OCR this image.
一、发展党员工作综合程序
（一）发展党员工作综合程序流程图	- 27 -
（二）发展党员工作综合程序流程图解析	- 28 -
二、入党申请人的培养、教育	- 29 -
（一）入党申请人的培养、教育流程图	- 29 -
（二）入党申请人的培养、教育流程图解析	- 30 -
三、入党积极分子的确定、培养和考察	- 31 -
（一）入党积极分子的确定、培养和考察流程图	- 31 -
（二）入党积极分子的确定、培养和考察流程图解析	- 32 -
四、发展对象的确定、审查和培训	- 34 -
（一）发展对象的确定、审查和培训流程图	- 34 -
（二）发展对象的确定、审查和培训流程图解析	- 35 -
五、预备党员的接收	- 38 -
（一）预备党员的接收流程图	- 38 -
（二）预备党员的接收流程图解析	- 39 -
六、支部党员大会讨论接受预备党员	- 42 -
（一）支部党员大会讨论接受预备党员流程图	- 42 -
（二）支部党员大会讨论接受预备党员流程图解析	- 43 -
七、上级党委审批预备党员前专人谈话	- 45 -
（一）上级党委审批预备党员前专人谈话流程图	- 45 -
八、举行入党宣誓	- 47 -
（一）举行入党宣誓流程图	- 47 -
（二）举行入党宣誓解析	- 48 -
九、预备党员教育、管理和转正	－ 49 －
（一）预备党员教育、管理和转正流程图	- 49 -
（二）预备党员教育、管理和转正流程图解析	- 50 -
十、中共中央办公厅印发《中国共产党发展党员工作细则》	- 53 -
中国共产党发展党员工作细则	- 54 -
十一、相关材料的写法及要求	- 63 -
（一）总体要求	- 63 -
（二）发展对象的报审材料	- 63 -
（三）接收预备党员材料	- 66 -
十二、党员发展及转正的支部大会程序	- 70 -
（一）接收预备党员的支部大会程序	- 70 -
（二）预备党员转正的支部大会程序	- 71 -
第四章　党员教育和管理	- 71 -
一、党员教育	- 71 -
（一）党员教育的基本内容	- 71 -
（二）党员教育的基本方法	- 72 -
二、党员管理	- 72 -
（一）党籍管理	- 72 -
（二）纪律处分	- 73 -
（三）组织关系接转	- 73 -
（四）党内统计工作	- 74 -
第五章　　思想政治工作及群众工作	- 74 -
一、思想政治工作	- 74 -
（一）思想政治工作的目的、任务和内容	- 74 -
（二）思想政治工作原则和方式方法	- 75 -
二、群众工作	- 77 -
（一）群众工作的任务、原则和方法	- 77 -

:: Problem requirements ::
Repeat the preceding lines exactly, please, every one of them.

:: The solution ::
OCR this image.
一、发展党员工作综合程序
（一）发展党员工作综合程序流程图	- 27 -
（二）发展党员工作综合程序流程图解析	- 28 -
二、入党申请人的培养、教育	- 29 -
（一）入党申请人的培养、教育流程图	- 29 -
（二）入党申请人的培养、教育流程图解析	- 30 -
三、入党积极分子的确定、培养和考察	- 31 -
（一）入党积极分子的确定、培养和考察流程图	- 31 -
（二）入党积极分子的确定、培养和考察流程图解析	- 32 -
四、发展对象的确定、审查和培训	- 34 -
（一）发展对象的确定、审查和培训流程图	- 34 -
（二）发展对象的确定、审查和培训流程图解析	- 35 -
五、预备党员的接收	- 38 -
（一）预备党员的接收流程图	- 38 -
（二）预备党员的接收流程图解析	- 39 -
六、支部党员大会讨论接受预备党员	- 42 -
（一）支部党员大会讨论接受预备党员流程图	- 42 -
（二）支部党员大会讨论接受预备党员流程图解析	- 43 -
七、上级党委审批预备党员前专人谈话	- 45 -
（一）上级党委审批预备党员前专人谈话流程图	- 45 -
八、举行入党宣誓	- 47 -
（一）举行入党宣誓流程图	- 47 -
（二）举行入党宣誓解析	- 48 -
九、预备党员教育、管理和转正	－ 49 －
（一）预备党员教育、管理和转正流程图	- 49 -
（二）预备党员教育、管理和转正流程图解析	- 50 -
十、中共中央办公厅印发《中国共产党发展党员工作细则》	- 53 -
中国共产党发展党员工作细则	- 54 -
十一、相关材料的写法及要求	- 63 -
（一）总体要求	- 63 -
（二）发展对象的报审材料	- 63 -
（三）接收预备党员材料	- 66 -
十二、党员发展及转正的支部大会程序	- 70 -
（一）接收预备党员的支部大会程序	- 70 -
（二）预备党员转正的支部大会程序	- 71 -
第四章　党员教育和管理	- 71 -
一、党员教育	- 71 -
（一）党员教育的基本内容	- 71 -
（二）党员教育的基本方法	- 72 -
二、党员管理	- 72 -
（一）党籍管理	- 72 -
（二）纪律处分	- 73 -
（三）组织关系接转	- 73 -
（四）党内统计工作	- 74 -
第五章　　思想政治工作及群众工作	- 74 -
一、思想政治工作	- 74 -
（一）思想政治工作的目的、任务和内容	- 74 -
（二）思想政治工作原则和方式方法	- 75 -
二、群众工作	- 77 -
（一）群众工作的任务、原则和方法	- 77 -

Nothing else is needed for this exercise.